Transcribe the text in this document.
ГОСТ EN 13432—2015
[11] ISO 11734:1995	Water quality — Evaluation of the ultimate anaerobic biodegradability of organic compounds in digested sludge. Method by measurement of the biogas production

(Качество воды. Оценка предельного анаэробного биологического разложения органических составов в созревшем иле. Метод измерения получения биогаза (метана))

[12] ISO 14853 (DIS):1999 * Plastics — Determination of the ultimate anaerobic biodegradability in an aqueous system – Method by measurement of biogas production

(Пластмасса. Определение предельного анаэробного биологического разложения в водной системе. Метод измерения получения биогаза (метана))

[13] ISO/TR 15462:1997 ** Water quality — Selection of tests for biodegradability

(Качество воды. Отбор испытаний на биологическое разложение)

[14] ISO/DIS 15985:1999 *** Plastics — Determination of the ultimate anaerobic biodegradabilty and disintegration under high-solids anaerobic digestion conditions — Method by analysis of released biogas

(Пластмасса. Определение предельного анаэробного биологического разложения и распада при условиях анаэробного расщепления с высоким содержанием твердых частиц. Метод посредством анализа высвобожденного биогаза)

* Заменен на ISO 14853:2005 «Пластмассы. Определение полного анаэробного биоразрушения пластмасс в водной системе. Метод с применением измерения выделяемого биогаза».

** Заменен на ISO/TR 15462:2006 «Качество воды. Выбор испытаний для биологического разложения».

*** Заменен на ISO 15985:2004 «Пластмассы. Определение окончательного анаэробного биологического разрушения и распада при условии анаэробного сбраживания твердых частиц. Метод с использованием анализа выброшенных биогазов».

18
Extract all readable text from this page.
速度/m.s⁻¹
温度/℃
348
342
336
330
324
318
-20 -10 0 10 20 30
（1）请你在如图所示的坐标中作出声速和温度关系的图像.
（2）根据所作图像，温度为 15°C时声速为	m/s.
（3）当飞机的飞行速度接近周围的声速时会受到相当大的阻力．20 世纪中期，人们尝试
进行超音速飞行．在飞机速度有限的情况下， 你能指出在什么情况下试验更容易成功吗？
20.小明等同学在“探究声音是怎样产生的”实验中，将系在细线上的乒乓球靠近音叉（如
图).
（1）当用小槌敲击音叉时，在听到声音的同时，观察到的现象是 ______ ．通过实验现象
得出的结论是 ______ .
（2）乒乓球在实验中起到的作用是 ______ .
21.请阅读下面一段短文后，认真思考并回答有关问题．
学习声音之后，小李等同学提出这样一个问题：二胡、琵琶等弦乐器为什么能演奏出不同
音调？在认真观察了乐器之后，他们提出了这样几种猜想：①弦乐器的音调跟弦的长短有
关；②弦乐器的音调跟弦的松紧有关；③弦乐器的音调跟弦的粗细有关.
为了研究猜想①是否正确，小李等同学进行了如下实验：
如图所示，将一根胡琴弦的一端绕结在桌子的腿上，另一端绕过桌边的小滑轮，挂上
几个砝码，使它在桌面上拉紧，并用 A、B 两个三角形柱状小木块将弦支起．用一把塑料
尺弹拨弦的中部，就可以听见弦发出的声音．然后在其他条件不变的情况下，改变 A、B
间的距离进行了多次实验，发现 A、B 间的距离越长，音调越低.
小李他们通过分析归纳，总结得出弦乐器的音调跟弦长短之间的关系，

——

* [What is needed]
From the records above, extract every line exactly as it stands.

* [Expected output]
Transcribe the text in this document.
ГОСТ EN 13432—2015
[11] ISO 11734:1995	Water quality — Evaluation of the ultimate anaerobic biodegradability of organic compounds in digested sludge. Method by measurement of the biogas production

(Качество воды. Оценка предельного анаэробного биологического разложения органических составов в созревшем иле. Метод измерения получения биогаза (метана))

[12] ISO 14853 (DIS):1999 * Plastics — Determination of the ultimate anaerobic biodegradability in an aqueous system – Method by measurement of biogas production

(Пластмасса. Определение предельного анаэробного биологического разложения в водной системе. Метод измерения получения биогаза (метана))

[13] ISO/TR 15462:1997 ** Water quality — Selection of tests for biodegradability

(Качество воды. Отбор испытаний на биологическое разложение)

[14] ISO/DIS 15985:1999 *** Plastics — Determination of the ultimate anaerobic biodegradabilty and disintegration under high-solids anaerobic digestion conditions — Method by analysis of released biogas

(Пластмасса. Определение предельного анаэробного биологического разложения и распада при условиях анаэробного расщепления с высоким содержанием твердых частиц. Метод посредством анализа высвобожденного биогаза)

* Заменен на ISO 14853:2005 «Пластмассы. Определение полного анаэробного биоразрушения пластмасс в водной системе. Метод с применением измерения выделяемого биогаза».

** Заменен на ISO/TR 15462:2006 «Качество воды. Выбор испытаний для биологического разложения».

*** Заменен на ISO 15985:2004 «Пластмассы. Определение окончательного анаэробного биологического разрушения и распада при условии анаэробного сбраживания твердых частиц. Метод с использованием анализа выброшенных биогазов».

18
Extract all readable text from this page.
速度/m.s⁻¹
温度/℃
348
342
336
330
324
318
-20 -10 0 10 20 30
（1）请你在如图所示的坐标中作出声速和温度关系的图像.
（2）根据所作图像，温度为 15°C时声速为	m/s.
（3）当飞机的飞行速度接近周围的声速时会受到相当大的阻力．20 世纪中期，人们尝试
进行超音速飞行．在飞机速度有限的情况下， 你能指出在什么情况下试验更容易成功吗？
20.小明等同学在“探究声音是怎样产生的”实验中，将系在细线上的乒乓球靠近音叉（如
图).
（1）当用小槌敲击音叉时，在听到声音的同时，观察到的现象是 ______ ．通过实验现象
得出的结论是 ______ .
（2）乒乓球在实验中起到的作用是 ______ .
21.请阅读下面一段短文后，认真思考并回答有关问题．
学习声音之后，小李等同学提出这样一个问题：二胡、琵琶等弦乐器为什么能演奏出不同
音调？在认真观察了乐器之后，他们提出了这样几种猜想：①弦乐器的音调跟弦的长短有
关；②弦乐器的音调跟弦的松紧有关；③弦乐器的音调跟弦的粗细有关.
为了研究猜想①是否正确，小李等同学进行了如下实验：
如图所示，将一根胡琴弦的一端绕结在桌子的腿上，另一端绕过桌边的小滑轮，挂上
几个砝码，使它在桌面上拉紧，并用 A、B 两个三角形柱状小木块将弦支起．用一把塑料
尺弹拨弦的中部，就可以听见弦发出的声音．然后在其他条件不变的情况下，改变 A、B
间的距离进行了多次实验，发现 A、B 间的距离越长，音调越低.
小李他们通过分析归纳，总结得出弦乐器的音调跟弦长短之间的关系，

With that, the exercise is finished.